[start of RECORD LIST]

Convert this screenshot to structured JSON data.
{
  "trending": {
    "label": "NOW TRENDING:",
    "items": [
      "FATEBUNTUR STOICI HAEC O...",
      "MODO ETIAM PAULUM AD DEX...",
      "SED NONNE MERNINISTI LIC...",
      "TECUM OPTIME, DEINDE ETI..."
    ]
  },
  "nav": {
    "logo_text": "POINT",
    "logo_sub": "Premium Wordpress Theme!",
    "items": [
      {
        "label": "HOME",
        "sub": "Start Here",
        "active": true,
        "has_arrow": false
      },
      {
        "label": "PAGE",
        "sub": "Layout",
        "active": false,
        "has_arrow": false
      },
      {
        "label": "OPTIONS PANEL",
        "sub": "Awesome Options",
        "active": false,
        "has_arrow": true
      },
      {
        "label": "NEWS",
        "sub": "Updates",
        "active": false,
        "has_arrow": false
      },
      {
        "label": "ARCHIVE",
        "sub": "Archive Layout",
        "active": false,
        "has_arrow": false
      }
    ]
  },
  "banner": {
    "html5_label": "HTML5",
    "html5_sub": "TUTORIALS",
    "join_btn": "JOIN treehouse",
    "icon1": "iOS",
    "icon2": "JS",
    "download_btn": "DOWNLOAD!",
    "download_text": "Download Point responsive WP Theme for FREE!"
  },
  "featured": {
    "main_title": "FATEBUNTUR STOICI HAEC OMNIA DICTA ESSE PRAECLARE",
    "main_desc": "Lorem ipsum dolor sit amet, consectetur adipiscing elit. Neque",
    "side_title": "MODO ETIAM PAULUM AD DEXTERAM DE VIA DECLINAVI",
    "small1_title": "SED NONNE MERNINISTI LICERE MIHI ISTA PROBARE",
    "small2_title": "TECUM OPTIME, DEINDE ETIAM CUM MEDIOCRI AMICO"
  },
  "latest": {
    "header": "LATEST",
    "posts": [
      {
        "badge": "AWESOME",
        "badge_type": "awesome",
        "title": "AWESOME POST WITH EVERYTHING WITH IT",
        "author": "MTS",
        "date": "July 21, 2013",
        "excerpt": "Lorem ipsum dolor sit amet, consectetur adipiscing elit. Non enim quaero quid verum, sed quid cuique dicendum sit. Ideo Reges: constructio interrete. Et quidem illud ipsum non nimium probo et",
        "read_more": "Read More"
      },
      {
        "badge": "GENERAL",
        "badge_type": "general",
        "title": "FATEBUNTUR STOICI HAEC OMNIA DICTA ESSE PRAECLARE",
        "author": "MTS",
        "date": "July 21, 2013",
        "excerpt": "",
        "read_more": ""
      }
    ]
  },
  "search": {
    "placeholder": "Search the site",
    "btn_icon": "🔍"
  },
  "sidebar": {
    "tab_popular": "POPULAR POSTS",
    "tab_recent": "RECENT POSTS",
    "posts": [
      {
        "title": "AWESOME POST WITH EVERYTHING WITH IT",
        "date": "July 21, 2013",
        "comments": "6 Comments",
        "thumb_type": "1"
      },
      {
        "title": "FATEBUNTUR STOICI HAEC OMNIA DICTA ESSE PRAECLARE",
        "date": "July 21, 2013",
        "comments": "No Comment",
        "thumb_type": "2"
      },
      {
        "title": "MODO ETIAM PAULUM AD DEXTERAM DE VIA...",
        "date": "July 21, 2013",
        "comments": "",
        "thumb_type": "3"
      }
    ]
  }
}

[end of RECORD LIST]

■ TASK TO CARRY OUT ■
Extract all the material, leaving every line as it is.

■ RESPONSE TO THIS EXERCISE ■
Convert this screenshot to structured JSON data.
{
  "trending": {
    "label": "NOW TRENDING:",
    "items": [
      "FATEBUNTUR STOICI HAEC O...",
      "MODO ETIAM PAULUM AD DEX...",
      "SED NONNE MERNINISTI LIC...",
      "TECUM OPTIME, DEINDE ETI..."
    ]
  },
  "nav": {
    "logo_text": "POINT",
    "logo_sub": "Premium Wordpress Theme!",
    "items": [
      {
        "label": "HOME",
        "sub": "Start Here",
        "active": true,
        "has_arrow": false
      },
      {
        "label": "PAGE",
        "sub": "Layout",
        "active": false,
        "has_arrow": false
      },
      {
        "label": "OPTIONS PANEL",
        "sub": "Awesome Options",
        "active": false,
        "has_arrow": true
      },
      {
        "label": "NEWS",
        "sub": "Updates",
        "active": false,
        "has_arrow": false
      },
      {
        "label": "ARCHIVE",
        "sub": "Archive Layout",
        "active": false,
        "has_arrow": false
      }
    ]
  },
  "banner": {
    "html5_label": "HTML5",
    "html5_sub": "TUTORIALS",
    "join_btn": "JOIN treehouse",
    "icon1": "iOS",
    "icon2": "JS",
    "download_btn": "DOWNLOAD!",
    "download_text": "Download Point responsive WP Theme for FREE!"
  },
  "featured": {
    "main_title": "FATEBUNTUR STOICI HAEC OMNIA DICTA ESSE PRAECLARE",
    "main_desc": "Lorem ipsum dolor sit amet, consectetur adipiscing elit. Neque",
    "side_title": "MODO ETIAM PAULUM AD DEXTERAM DE VIA DECLINAVI",
    "small1_title": "SED NONNE MERNINISTI LICERE MIHI ISTA PROBARE",
    "small2_title": "TECUM OPTIME, DEINDE ETIAM CUM MEDIOCRI AMICO"
  },
  "latest": {
    "header": "LATEST",
    "posts": [
      {
        "badge": "AWESOME",
        "badge_type": "awesome",
        "title": "AWESOME POST WITH EVERYTHING WITH IT",
        "author": "MTS",
        "date": "July 21, 2013",
        "excerpt": "Lorem ipsum dolor sit amet, consectetur adipiscing elit. Non enim quaero quid verum, sed quid cuique dicendum sit. Ideo Reges: constructio interrete. Et quidem illud ipsum non nimium probo et",
        "read_more": "Read More"
      },
      {
        "badge": "GENERAL",
        "badge_type": "general",
        "title": "FATEBUNTUR STOICI HAEC OMNIA DICTA ESSE PRAECLARE",
        "author": "MTS",
        "date": "July 21, 2013",
        "excerpt": "",
        "read_more": ""
      }
    ]
  },
  "search": {
    "placeholder": "Search the site",
    "btn_icon": "🔍"
  },
  "sidebar": {
    "tab_popular": "POPULAR POSTS",
    "tab_recent": "RECENT POSTS",
    "posts": [
      {
        "title": "AWESOME POST WITH EVERYTHING WITH IT",
        "date": "July 21, 2013",
        "comments": "6 Comments",
        "thumb_type": "1"
      },
      {
        "title": "FATEBUNTUR STOICI HAEC OMNIA DICTA ESSE PRAECLARE",
        "date": "July 21, 2013",
        "comments": "No Comment",
        "thumb_type": "2"
      },
      {
        "title": "MODO ETIAM PAULUM AD DEXTERAM DE VIA...",
        "date": "July 21, 2013",
        "comments": "",
        "thumb_type": "3"
      }
    ]
  }
}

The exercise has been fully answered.